• **Set of tasks**
a - Answer the following questions using the OCD abstract, giving one line per answer:
(i) In which journal, and in what month and year, was the study published?
(ii) What has traditionally been postulated to underlie obsessive-compulsive disorder?
(iii) More recently, OCD has been characterized as an imbalance between which two systems?
b - Write the next part of the OCD abstract, continuing after its final sentence, which describes the novel experimental task.

• **Supplied passage**
Action-Outcome Knowledge Dissociates From Behavior in Obsessive-Compulsive Disorder Following Contingency Degradation

Affiliations

Action-Outcome Knowledge Dissociates From Behavior in Obsessive-Compulsive Disorder Following Contingency Degradation

Matilde M Vaghi et al. Biol Psychiatry Cogn Neurosci Neuroimaging. 2019 Feb.

Abstract

Background: In obsessive-compulsive disorder (OCD), actions persist despite being inappropriate to the situation and without relationship to the overall goal. Dysfunctional beliefs have traditionally been postulated to underlie this condition. More recently, OCD has been characterized in terms of an imbalance between the goal-directed and the habit systems. To test these competing hypotheses, we used a novel experimental task designed to test subjective action-outcome knowledge of the effectiveness of actions (i.e., instrumental contingency), together with the balance between goal-directed and habitual responding.

• **Data excerpts**
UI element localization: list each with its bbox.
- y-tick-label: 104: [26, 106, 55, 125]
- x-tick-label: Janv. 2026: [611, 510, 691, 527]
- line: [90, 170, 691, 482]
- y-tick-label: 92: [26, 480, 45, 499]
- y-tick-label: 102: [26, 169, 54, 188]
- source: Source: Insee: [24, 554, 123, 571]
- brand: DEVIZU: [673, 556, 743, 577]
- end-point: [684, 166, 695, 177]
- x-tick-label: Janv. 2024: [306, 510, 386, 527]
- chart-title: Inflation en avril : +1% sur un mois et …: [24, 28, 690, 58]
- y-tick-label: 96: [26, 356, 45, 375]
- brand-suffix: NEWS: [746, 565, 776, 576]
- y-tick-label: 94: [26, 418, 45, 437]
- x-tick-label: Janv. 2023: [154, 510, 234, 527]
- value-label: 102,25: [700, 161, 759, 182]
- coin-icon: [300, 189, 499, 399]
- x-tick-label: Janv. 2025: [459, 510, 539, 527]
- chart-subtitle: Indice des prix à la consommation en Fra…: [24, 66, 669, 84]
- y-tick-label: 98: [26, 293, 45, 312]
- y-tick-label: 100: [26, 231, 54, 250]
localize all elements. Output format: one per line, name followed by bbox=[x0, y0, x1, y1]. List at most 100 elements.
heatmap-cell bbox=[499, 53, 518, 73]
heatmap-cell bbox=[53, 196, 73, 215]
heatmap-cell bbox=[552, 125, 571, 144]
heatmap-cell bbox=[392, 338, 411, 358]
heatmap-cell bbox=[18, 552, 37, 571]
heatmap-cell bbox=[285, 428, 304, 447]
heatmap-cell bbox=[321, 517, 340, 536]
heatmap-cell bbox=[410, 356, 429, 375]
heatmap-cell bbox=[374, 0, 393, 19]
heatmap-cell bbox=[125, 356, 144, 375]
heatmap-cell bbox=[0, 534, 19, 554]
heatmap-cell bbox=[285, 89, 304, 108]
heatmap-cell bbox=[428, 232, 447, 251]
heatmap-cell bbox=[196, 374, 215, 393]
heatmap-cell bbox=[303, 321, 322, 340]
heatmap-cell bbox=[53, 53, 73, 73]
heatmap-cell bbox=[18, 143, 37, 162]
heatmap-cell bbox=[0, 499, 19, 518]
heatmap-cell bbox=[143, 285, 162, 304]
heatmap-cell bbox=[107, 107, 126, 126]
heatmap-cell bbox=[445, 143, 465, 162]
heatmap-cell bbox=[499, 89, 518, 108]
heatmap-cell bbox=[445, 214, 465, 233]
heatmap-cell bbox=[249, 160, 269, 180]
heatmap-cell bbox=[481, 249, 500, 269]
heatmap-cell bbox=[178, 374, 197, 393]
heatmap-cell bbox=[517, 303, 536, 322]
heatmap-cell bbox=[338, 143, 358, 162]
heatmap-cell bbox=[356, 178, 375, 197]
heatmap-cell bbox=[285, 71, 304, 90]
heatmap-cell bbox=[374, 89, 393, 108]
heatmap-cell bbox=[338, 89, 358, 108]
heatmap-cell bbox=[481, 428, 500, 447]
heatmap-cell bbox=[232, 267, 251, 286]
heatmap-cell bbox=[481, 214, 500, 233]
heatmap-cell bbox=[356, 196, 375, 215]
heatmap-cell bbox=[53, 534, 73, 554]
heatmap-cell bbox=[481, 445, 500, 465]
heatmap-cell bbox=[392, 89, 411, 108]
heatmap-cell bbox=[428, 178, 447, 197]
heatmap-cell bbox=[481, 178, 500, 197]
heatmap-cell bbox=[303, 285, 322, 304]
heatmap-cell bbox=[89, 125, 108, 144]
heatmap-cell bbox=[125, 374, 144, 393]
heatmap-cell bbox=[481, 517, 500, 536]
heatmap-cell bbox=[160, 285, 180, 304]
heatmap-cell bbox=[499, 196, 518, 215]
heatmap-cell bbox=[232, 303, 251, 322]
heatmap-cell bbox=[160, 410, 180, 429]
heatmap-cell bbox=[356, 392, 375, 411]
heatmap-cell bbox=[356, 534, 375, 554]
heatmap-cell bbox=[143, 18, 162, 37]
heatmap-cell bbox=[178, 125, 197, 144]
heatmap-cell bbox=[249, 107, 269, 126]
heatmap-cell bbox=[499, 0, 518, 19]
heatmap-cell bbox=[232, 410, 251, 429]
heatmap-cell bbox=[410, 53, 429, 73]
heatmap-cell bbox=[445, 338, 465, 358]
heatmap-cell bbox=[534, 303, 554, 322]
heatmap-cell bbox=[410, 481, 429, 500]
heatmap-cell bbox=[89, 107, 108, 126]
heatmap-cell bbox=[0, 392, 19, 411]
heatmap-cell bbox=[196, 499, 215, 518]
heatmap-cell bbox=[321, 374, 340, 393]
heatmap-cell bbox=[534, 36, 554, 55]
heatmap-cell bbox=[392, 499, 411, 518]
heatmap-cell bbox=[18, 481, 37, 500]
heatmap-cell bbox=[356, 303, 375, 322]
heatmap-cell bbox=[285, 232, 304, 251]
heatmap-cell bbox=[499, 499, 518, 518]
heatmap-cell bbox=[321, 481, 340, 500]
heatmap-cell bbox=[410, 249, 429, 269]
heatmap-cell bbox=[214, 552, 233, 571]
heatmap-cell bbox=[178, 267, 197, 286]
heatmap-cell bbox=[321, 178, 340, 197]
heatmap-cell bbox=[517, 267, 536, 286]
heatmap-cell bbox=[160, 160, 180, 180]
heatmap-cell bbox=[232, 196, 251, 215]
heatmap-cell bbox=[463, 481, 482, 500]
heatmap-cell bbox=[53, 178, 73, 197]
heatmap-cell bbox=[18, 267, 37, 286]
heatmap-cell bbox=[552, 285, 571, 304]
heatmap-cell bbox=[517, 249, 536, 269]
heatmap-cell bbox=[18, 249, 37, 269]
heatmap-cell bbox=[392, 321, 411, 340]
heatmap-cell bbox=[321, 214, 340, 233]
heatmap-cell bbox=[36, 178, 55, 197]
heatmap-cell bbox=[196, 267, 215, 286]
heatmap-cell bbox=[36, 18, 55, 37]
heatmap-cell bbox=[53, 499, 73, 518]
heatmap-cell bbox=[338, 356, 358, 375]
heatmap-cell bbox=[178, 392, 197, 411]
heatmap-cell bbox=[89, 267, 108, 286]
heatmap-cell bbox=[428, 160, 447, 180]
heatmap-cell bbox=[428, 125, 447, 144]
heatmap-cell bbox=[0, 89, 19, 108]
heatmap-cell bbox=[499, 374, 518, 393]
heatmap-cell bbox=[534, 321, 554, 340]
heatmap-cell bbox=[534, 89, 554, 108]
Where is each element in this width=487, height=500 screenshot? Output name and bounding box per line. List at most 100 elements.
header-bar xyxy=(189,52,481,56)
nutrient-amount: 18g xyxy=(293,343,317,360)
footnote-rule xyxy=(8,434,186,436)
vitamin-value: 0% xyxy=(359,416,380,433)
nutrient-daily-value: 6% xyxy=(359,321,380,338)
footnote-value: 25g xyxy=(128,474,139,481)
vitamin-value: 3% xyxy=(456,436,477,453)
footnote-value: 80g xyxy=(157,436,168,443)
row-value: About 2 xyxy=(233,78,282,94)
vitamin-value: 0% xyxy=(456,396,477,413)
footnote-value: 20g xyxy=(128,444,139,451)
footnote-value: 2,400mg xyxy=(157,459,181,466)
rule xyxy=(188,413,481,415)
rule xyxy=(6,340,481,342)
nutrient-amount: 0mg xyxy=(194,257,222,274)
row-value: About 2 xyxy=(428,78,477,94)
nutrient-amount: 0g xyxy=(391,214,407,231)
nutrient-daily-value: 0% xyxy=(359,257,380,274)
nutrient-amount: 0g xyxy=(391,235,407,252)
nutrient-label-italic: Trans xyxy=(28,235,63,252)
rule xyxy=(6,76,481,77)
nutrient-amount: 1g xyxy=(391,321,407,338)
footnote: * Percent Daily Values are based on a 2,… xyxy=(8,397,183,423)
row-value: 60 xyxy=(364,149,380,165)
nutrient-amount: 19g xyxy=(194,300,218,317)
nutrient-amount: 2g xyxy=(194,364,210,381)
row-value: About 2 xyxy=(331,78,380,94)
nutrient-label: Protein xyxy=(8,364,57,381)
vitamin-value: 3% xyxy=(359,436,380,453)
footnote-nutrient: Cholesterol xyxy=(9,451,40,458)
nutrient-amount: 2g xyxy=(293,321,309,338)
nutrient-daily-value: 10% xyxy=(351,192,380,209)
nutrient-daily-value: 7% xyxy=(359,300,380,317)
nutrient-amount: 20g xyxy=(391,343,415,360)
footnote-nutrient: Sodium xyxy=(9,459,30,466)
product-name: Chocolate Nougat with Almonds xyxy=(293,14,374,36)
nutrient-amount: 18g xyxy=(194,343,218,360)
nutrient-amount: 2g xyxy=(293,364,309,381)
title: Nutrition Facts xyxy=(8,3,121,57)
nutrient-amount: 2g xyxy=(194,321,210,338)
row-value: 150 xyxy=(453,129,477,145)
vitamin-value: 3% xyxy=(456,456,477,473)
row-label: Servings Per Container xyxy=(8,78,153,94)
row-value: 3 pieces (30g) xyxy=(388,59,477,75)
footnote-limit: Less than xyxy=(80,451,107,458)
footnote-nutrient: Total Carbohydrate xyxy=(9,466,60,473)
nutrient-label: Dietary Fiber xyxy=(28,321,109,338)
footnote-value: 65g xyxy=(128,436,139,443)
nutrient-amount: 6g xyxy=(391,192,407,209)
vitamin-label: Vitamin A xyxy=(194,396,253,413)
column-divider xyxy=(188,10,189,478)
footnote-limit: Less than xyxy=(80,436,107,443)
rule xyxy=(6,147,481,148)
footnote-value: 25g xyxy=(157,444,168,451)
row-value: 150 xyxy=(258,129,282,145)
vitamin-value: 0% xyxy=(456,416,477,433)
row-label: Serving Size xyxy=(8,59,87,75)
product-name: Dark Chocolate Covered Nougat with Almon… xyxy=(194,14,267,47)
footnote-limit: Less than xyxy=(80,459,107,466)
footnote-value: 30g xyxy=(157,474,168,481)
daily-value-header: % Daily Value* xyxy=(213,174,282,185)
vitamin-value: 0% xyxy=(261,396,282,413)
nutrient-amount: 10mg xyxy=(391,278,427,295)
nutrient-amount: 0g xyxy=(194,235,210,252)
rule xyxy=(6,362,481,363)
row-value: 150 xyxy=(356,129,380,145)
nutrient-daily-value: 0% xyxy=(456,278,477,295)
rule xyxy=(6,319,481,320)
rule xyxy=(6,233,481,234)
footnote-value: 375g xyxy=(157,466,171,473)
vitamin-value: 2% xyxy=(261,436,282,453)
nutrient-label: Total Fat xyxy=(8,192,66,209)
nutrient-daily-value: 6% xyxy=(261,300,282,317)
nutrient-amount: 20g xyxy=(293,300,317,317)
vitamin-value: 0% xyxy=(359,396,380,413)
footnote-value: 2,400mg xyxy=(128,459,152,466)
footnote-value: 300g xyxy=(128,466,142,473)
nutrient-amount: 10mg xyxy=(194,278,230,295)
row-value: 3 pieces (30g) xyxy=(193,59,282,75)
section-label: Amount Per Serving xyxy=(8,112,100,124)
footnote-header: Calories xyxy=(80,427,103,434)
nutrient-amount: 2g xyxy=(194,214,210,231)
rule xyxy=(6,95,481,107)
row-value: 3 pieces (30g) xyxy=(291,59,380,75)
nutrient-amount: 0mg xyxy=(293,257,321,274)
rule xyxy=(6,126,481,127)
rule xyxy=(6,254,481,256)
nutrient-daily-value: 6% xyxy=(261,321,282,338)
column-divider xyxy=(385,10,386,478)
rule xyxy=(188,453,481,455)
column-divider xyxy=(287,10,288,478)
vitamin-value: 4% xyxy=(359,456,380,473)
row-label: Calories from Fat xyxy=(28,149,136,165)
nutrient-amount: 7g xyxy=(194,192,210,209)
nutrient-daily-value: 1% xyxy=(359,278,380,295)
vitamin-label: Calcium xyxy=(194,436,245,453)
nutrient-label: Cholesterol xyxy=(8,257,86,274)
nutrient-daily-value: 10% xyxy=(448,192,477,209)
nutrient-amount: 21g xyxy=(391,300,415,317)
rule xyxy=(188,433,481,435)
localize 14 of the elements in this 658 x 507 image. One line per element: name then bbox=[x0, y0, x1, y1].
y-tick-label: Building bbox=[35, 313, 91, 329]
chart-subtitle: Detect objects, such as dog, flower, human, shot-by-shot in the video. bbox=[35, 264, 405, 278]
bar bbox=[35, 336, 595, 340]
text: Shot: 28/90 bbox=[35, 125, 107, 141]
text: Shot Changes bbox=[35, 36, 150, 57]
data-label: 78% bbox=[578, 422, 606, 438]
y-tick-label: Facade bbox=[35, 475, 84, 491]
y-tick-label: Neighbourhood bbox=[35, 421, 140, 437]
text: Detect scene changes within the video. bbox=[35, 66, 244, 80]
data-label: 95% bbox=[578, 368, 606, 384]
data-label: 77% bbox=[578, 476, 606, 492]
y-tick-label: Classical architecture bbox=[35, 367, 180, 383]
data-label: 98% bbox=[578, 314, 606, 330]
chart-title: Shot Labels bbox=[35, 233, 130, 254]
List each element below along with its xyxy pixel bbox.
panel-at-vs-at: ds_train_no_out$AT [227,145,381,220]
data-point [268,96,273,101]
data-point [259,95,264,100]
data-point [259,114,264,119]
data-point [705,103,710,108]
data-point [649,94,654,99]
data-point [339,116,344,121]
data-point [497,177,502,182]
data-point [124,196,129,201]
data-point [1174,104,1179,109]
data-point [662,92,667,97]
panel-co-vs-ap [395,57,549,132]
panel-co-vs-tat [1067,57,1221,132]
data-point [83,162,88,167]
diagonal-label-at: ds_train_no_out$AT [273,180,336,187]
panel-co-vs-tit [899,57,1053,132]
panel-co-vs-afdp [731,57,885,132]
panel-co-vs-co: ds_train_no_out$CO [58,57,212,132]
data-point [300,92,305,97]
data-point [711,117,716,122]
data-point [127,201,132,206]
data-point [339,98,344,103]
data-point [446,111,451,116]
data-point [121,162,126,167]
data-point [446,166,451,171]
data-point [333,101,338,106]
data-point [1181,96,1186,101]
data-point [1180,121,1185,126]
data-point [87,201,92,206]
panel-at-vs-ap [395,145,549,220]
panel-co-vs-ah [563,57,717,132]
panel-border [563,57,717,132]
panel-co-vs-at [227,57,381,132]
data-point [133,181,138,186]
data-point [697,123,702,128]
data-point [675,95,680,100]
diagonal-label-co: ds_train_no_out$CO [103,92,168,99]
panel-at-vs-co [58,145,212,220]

• **Written answers**
a -
(i) Biol Psychiatry Cogn Neurosci Neuroimaging, February 2019
(ii) Dysfunctional beliefs
(iii) The goal-directed system and the habit system

b -
Methods: Twenty-seven patients with OCD and 27 healthy control subjects were tested on a novel task involving the degradation of an action-outcome contingency. Sensitivity to instrumental contingency and the extent to which explicitly reported action-outcome knowledge guided behavior were probed by measuring response rate and subjectively reported judgments.

Results: Patients with OCD responded more than healthy control subjects in situations in which an action was less causally related to obtaining an outcome. However, patients showed intact explicit action-outcome knowledge, as assessed by self-report. In patients, the relationship between causality judgment and responding was altered; therefore, their actions were dissociated from explicit action-outcome knowledge.

Conclusions: These findings indicate reduced sensitivity to instrumental contingency in OCD, reinforcing the notion of a deficient goal-directed system in this disorder. By showing a dissociation between subjectively reported action-outcome knowledge and behavior, the data provide experimental evidence for the ego-dystonic nature of OCD.

Keywords: Action-outcome; Frontostriatal; Goal-directed; Habit; Learning; Obsessive-compulsive disorder.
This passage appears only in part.